Given task:
Give the entries again exactly, every one of them.

[Extracted data entries]
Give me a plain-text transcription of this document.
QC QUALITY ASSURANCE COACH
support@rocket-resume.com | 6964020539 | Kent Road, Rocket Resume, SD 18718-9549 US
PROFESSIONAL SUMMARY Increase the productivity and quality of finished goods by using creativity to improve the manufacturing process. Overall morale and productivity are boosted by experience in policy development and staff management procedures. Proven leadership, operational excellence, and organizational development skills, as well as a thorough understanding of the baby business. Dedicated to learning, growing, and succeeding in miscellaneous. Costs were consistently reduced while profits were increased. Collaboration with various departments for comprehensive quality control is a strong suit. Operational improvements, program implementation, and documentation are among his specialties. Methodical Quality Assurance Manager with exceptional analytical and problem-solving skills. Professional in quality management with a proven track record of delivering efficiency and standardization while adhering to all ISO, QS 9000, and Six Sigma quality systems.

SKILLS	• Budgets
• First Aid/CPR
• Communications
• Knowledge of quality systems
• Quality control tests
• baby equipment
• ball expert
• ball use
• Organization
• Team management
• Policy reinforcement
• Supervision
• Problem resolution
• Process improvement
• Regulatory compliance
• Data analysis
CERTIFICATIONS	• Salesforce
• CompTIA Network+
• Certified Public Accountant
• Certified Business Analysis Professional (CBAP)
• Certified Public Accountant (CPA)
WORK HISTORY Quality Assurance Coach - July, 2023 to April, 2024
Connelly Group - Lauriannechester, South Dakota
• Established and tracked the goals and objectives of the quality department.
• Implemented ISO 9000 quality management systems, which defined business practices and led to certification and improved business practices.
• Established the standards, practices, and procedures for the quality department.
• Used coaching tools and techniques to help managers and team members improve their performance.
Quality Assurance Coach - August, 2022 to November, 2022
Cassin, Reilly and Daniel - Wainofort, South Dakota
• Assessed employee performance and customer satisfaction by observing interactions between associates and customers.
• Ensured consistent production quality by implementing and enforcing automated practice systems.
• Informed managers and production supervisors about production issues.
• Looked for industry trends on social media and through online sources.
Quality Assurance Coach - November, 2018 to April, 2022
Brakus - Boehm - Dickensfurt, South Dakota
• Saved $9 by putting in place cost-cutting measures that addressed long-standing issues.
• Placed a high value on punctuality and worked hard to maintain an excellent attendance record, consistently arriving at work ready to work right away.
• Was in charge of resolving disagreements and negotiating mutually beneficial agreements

Task result:
Give me a plain-text transcription of this document.
QC QUALITY ASSURANCE COACH
support@rocket-resume.com | 6964020539 | Kent Road, Rocket Resume, SD 18718-9549 US
PROFESSIONAL SUMMARY Increase the productivity and quality of finished goods by using creativity to improve the manufacturing process. Overall morale and productivity are boosted by experience in policy development and staff management procedures. Proven leadership, operational excellence, and organizational development skills, as well as a thorough understanding of the baby business. Dedicated to learning, growing, and succeeding in miscellaneous. Costs were consistently reduced while profits were increased. Collaboration with various departments for comprehensive quality control is a strong suit. Operational improvements, program implementation, and documentation are among his specialties. Methodical Quality Assurance Manager with exceptional analytical and problem-solving skills. Professional in quality management with a proven track record of delivering efficiency and standardization while adhering to all ISO, QS 9000, and Six Sigma quality systems.

SKILLS	• Budgets
• First Aid/CPR
• Communications
• Knowledge of quality systems
• Quality control tests
• baby equipment
• ball expert
• ball use
• Organization
• Team management
• Policy reinforcement
• Supervision
• Problem resolution
• Process improvement
• Regulatory compliance
• Data analysis
CERTIFICATIONS	• Salesforce
• CompTIA Network+
• Certified Public Accountant
• Certified Business Analysis Professional (CBAP)
• Certified Public Accountant (CPA)
WORK HISTORY Quality Assurance Coach - July, 2023 to April, 2024
Connelly Group - Lauriannechester, South Dakota
• Established and tracked the goals and objectives of the quality department.
• Implemented ISO 9000 quality management systems, which defined business practices and led to certification and improved business practices.
• Established the standards, practices, and procedures for the quality department.
• Used coaching tools and techniques to help managers and team members improve their performance.
Quality Assurance Coach - August, 2022 to November, 2022
Cassin, Reilly and Daniel - Wainofort, South Dakota
• Assessed employee performance and customer satisfaction by observing interactions between associates and customers.
• Ensured consistent production quality by implementing and enforcing automated practice systems.
• Informed managers and production supervisors about production issues.
• Looked for industry trends on social media and through online sources.
Quality Assurance Coach - November, 2018 to April, 2022
Brakus - Boehm - Dickensfurt, South Dakota
• Saved $9 by putting in place cost-cutting measures that addressed long-standing issues.
• Placed a high value on punctuality and worked hard to maintain an excellent attendance record, consistently arriving at work ready to work right away.
• Was in charge of resolving disagreements and negotiating mutually beneficial agreements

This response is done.